* [取り組む課題]:
1. 本文によると、「Highwayman」を収録したアルバムがリリースされたのは何年か。
2. 記録の冒頭から「441 947 605</box>」を含む行までを、その行も含めて一字一句変えずに書き写してください。

* [本文]:
==========

2019.12.7
楽曲エッセイ:
Highwayman/Johnny Cash、Kris Kristofferson, Waylon Jennings、Willie Nelson 輪廻転生

 "Highwayman" はカントリーミュージック界の大物4人がコラボレートして1985年にリリースした同名タイトルのアルバム*1に収録。
この4人だが、いずれもくせ者揃いである。保守的なカントリーの枠からはみ出し、ナッシュビルに反旗を翻すアウトロー達。
ジョニー・キャッシュはアーカンソー州出身だが、他の3人はテキサス州出身なので、カントリーの故郷である東南部アパラチアン山脈地域からかなり離れている。ウェスタンやメキシカン、そして60年代から賑わい始めたカリフォルニアの音楽シーンの影響を受けたのも頷ける。
ウィキペディアによると、Highwayman とは中世の時代から街道に出没する追い剥ぎの事で、アメリカでは西部開拓時代に馬で移動しながら駅馬車や鉄道を狙った窃盗団を指すとのこと。彼らにふさわしいナンバーである。

==========

* [データ記録]:
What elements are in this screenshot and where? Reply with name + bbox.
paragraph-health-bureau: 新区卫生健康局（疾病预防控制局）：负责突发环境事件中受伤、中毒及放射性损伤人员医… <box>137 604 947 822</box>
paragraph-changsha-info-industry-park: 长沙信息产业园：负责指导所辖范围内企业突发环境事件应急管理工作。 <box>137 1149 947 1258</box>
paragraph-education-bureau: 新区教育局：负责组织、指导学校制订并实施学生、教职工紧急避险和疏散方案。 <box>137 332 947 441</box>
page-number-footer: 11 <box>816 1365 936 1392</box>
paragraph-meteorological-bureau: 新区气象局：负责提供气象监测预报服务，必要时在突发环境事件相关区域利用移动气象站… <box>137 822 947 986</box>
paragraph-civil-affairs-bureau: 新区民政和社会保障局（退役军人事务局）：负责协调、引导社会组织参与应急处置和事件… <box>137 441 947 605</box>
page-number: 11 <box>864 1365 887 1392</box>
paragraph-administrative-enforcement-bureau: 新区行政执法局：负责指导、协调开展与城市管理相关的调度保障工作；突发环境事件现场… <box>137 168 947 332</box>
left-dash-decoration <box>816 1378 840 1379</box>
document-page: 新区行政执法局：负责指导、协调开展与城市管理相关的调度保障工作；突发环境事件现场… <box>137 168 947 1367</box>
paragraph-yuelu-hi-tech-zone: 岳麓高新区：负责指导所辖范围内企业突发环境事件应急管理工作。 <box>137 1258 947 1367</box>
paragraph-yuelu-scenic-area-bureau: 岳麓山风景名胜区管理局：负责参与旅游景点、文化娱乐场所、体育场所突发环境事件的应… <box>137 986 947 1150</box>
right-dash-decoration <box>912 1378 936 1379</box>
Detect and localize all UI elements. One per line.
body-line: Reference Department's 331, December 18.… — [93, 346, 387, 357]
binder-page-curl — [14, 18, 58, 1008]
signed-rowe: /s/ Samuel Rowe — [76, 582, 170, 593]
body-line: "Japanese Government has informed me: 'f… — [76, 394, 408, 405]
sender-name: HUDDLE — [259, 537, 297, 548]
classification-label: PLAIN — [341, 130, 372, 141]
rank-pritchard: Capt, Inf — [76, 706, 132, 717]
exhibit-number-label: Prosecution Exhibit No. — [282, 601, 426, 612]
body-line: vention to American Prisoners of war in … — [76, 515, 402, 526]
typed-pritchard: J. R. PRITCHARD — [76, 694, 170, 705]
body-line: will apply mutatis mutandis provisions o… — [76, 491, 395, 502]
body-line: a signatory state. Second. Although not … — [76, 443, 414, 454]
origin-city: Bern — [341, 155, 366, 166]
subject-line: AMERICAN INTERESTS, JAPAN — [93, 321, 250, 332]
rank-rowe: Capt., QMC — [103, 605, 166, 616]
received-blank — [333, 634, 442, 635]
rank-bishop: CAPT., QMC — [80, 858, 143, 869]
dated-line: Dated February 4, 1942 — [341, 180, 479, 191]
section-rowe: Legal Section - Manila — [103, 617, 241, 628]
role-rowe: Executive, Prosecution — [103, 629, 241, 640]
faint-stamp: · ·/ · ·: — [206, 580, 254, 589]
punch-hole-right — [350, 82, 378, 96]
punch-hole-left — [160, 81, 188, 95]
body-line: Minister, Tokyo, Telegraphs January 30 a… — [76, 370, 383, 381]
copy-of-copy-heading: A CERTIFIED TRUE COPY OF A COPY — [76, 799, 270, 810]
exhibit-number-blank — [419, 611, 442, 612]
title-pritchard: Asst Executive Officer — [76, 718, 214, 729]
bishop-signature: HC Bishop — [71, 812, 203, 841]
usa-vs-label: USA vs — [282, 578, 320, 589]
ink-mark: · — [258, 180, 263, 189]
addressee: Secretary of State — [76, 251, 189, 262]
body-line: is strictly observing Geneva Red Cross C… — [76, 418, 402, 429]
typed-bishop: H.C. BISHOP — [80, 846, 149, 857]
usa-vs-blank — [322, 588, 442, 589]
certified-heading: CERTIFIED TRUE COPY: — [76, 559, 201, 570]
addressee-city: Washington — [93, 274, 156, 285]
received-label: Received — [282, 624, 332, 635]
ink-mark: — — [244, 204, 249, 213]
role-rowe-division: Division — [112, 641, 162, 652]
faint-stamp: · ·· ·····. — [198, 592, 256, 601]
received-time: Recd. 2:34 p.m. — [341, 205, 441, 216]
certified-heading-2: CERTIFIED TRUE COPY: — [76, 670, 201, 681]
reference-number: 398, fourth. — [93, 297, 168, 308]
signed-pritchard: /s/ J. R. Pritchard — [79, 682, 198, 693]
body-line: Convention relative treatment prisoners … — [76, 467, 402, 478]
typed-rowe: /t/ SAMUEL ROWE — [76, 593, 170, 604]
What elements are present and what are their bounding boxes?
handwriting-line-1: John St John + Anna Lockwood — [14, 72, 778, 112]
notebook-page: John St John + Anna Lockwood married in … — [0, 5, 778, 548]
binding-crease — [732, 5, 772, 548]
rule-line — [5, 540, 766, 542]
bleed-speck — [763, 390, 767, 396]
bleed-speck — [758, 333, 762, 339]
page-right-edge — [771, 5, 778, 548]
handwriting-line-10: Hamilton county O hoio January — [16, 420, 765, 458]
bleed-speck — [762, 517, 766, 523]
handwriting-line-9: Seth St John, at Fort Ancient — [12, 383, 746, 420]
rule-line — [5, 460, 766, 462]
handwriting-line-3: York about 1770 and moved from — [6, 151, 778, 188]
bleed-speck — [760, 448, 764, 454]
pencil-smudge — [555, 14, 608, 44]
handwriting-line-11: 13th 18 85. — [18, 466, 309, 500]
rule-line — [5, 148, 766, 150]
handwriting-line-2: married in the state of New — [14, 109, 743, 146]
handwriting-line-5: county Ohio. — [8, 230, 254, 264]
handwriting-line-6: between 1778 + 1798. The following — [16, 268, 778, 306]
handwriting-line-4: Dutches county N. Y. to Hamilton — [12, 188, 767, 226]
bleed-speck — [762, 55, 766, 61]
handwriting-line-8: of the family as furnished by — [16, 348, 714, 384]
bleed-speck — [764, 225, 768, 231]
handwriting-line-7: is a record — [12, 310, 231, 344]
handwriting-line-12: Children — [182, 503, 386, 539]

==========

* [解答]:
1. 1985年。

2.
What elements are in this screenshot and where? Reply with name + bbox.
paragraph-health-bureau: 新区卫生健康局（疾病预防控制局）：负责突发环境事件中受伤、中毒及放射性损伤人员医… <box>137 604 947 822</box>
paragraph-changsha-info-industry-park: 长沙信息产业园：负责指导所辖范围内企业突发环境事件应急管理工作。 <box>137 1149 947 1258</box>
paragraph-education-bureau: 新区教育局：负责组织、指导学校制订并实施学生、教职工紧急避险和疏散方案。 <box>137 332 947 441</box>
page-number-footer: 11 <box>816 1365 936 1392</box>
paragraph-meteorological-bureau: 新区气象局：负责提供气象监测预报服务，必要时在突发环境事件相关区域利用移动气象站… <box>137 822 947 986</box>
paragraph-civil-affairs-bureau: 新区民政和社会保障局（退役军人事务局）：负责协调、引导社会组织参与应急处置和事件… <box>137 441 947 605</box>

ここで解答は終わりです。